[START]

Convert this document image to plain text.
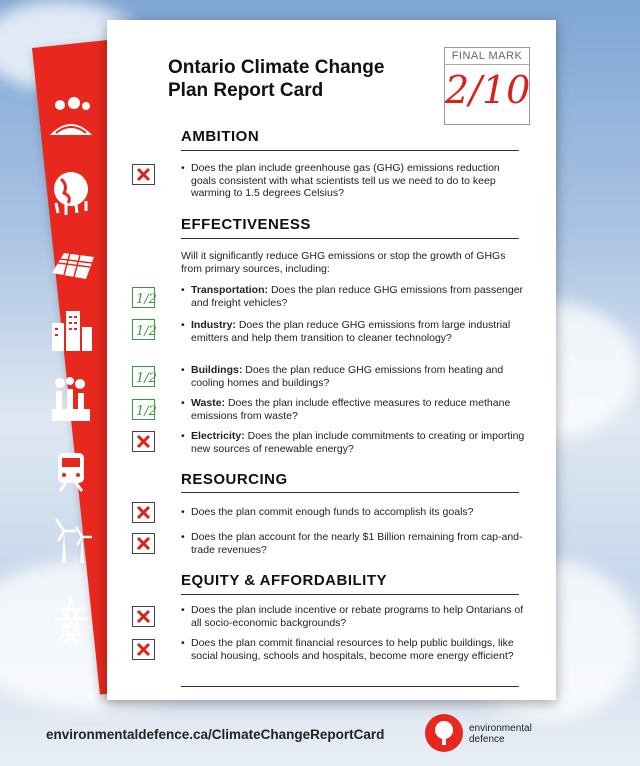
Ontario Climate Change
Plan Report Card
FINAL MARK
2/10
AMBITION
• Does the plan include greenhouse gas (GHG) emissions reduction goals consistent with what scientists tell us we need to do to keep warming to 1.5 degrees Celsius?
EFFECTIVENESS
Will it significantly reduce GHG emissions or stop the growth of GHGs from primary sources, including:
1/2
• Transportation: Does the plan reduce GHG emissions from passenger and freight vehicles?
1/2 • Industry: Does the plan reduce GHG emissions from large industrial emitters and help them transition to cleaner technology?
1/2
• Buildings: Does the plan reduce GHG emissions from heating and cooling homes and buildings?
1/2
• Waste: Does the plan include effective measures to reduce methane emissions from waste?
• Electricity: Does the plan include commitments to creating or importing new sources of renewable energy?
RESOURCING
• Does the plan commit enough funds to accomplish its goals?
• Does the plan account for the nearly $1 Billion remaining from cap-and-trade revenues?
EQUITY & AFFORDABILITY
• Does the plan include incentive or rebate programs to help Ontarians of all socio-economic backgrounds?
• Does the plan commit financial resources to help public buildings, like social housing, schools and hospitals, become more energy efficient?
environmentaldefence.ca/ClimateChangeReportCard	environmental
defence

[END]

Reproduce each entry precisely. Leave the pictures out.

▶ [RESULT]:
Convert this document image to plain text.
Ontario Climate Change
Plan Report Card
FINAL MARK
2/10
AMBITION
• Does the plan include greenhouse gas (GHG) emissions reduction goals consistent with what scientists tell us we need to do to keep warming to 1.5 degrees Celsius?
EFFECTIVENESS
Will it significantly reduce GHG emissions or stop the growth of GHGs from primary sources, including:
1/2
• Transportation: Does the plan reduce GHG emissions from passenger and freight vehicles?
1/2 • Industry: Does the plan reduce GHG emissions from large industrial emitters and help them transition to cleaner technology?
1/2
• Buildings: Does the plan reduce GHG emissions from heating and cooling homes and buildings?
1/2
• Waste: Does the plan include effective measures to reduce methane emissions from waste?
• Electricity: Does the plan include commitments to creating or importing new sources of renewable energy?
RESOURCING
• Does the plan commit enough funds to accomplish its goals?
• Does the plan account for the nearly $1 Billion remaining from cap-and-trade revenues?
EQUITY & AFFORDABILITY
• Does the plan include incentive or rebate programs to help Ontarians of all socio-economic backgrounds?
• Does the plan commit financial resources to help public buildings, like social housing, schools and hospitals, become more energy efficient?
environmentaldefence.ca/ClimateChangeReportCard	environmental
defence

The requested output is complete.